◆ GIVEN REQUEST ◆
Find each line with the string "source" and report it.

◆ EXTRACTED ENTRIES ◆
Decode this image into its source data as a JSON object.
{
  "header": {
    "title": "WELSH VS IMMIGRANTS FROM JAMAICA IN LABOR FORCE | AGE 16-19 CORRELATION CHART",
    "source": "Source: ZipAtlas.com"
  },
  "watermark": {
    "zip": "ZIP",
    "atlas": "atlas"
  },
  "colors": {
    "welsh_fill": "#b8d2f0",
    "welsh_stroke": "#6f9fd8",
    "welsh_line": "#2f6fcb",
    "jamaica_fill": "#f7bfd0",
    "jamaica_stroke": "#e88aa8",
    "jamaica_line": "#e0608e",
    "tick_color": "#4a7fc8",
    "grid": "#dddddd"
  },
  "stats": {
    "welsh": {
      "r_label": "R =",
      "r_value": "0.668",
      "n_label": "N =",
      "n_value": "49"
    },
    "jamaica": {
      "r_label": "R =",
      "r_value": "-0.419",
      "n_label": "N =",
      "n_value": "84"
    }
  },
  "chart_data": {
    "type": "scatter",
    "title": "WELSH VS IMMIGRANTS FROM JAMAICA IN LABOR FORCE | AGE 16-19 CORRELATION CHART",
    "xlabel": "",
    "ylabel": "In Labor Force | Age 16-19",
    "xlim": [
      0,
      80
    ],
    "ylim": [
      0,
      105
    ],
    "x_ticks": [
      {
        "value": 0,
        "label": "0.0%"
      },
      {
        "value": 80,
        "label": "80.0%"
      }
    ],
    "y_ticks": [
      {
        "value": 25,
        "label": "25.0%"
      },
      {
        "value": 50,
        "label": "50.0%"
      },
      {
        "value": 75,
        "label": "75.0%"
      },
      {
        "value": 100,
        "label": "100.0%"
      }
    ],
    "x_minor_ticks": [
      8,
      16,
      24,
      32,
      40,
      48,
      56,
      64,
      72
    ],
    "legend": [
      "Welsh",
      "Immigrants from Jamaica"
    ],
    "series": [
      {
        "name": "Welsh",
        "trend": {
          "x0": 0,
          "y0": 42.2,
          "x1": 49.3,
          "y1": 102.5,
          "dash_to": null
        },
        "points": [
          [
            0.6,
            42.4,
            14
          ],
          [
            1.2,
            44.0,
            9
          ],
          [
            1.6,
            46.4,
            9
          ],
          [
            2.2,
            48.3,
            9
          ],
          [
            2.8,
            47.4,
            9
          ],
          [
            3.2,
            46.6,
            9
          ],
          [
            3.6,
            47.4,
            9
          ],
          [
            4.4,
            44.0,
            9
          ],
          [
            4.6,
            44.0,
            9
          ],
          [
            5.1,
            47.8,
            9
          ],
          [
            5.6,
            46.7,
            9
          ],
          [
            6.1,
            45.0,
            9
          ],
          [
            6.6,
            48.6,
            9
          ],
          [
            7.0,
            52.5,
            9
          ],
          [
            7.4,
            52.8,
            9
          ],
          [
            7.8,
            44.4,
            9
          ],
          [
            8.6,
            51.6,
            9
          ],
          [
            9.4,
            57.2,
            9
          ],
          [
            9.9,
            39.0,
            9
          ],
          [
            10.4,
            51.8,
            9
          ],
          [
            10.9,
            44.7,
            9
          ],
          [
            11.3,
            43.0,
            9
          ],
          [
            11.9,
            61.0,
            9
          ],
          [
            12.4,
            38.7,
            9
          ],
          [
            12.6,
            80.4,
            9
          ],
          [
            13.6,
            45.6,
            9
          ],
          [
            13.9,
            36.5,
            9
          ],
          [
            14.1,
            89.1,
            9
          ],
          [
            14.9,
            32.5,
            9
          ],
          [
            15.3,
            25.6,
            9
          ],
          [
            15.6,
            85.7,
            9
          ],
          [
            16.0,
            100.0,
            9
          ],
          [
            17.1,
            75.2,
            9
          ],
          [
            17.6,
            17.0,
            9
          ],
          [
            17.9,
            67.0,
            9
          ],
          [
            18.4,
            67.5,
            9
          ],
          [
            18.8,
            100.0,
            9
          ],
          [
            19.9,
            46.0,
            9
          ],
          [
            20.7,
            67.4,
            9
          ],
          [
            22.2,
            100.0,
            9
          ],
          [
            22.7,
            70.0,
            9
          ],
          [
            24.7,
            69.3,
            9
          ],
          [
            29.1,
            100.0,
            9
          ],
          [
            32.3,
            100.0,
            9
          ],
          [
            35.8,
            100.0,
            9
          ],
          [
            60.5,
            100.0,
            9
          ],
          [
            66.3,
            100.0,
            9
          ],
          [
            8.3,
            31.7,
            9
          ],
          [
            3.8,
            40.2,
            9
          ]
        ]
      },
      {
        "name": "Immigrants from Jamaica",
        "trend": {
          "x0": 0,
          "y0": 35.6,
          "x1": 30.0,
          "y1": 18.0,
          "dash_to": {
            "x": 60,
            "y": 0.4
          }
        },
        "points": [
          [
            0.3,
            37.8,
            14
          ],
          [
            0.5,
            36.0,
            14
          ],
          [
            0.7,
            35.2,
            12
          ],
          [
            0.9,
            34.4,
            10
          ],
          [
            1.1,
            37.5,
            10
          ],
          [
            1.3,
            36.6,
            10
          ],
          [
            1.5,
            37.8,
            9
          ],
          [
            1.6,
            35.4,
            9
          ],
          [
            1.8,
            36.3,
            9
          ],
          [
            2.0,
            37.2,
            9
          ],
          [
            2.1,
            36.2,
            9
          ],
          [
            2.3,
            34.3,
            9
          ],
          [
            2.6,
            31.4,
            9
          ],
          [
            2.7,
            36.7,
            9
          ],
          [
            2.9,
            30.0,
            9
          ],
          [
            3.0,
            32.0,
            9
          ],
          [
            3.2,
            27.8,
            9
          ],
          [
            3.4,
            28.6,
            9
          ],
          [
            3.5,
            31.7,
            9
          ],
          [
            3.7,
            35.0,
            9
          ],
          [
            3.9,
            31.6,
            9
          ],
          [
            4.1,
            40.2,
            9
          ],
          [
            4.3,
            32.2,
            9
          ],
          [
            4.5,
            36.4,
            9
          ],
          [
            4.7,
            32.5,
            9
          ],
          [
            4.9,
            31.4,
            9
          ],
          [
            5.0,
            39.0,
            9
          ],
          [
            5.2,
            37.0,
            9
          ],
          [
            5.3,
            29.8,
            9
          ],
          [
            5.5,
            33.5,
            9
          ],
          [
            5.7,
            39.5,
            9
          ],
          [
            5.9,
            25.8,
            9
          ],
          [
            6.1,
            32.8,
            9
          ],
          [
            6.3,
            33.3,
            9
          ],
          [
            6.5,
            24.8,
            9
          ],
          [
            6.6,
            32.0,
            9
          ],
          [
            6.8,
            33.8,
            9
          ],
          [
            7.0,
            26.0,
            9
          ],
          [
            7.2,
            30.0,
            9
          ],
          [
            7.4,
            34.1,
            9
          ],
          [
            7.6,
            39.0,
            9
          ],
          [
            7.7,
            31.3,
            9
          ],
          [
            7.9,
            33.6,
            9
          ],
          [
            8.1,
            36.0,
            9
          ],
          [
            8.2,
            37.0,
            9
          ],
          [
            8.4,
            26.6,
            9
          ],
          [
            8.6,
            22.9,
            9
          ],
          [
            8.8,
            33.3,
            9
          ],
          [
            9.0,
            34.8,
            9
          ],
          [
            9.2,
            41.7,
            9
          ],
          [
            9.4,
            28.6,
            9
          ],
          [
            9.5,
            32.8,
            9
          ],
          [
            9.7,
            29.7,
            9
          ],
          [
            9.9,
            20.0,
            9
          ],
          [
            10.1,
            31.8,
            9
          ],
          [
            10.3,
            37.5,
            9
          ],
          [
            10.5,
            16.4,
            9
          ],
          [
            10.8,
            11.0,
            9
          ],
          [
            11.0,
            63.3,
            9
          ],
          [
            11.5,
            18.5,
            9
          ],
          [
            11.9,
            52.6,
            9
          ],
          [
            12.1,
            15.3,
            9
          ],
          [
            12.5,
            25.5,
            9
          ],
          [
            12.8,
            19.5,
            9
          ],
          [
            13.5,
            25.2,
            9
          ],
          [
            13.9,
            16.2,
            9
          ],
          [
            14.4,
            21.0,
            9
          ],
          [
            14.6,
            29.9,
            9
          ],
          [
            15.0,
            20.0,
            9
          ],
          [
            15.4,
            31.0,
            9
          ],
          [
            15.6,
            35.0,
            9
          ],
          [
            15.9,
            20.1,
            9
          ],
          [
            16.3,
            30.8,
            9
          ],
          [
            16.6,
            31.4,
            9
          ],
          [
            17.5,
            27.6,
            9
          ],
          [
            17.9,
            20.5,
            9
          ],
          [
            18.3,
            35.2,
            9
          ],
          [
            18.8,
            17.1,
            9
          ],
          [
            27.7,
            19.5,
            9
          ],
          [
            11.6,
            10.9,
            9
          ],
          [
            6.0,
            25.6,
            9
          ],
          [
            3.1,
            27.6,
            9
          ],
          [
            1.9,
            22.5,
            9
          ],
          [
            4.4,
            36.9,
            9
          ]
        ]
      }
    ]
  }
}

◆ TASK RESPONSE ◆
Decode this image into its source data as a JSON object.
    "source": "Source: ZipAtlas.com"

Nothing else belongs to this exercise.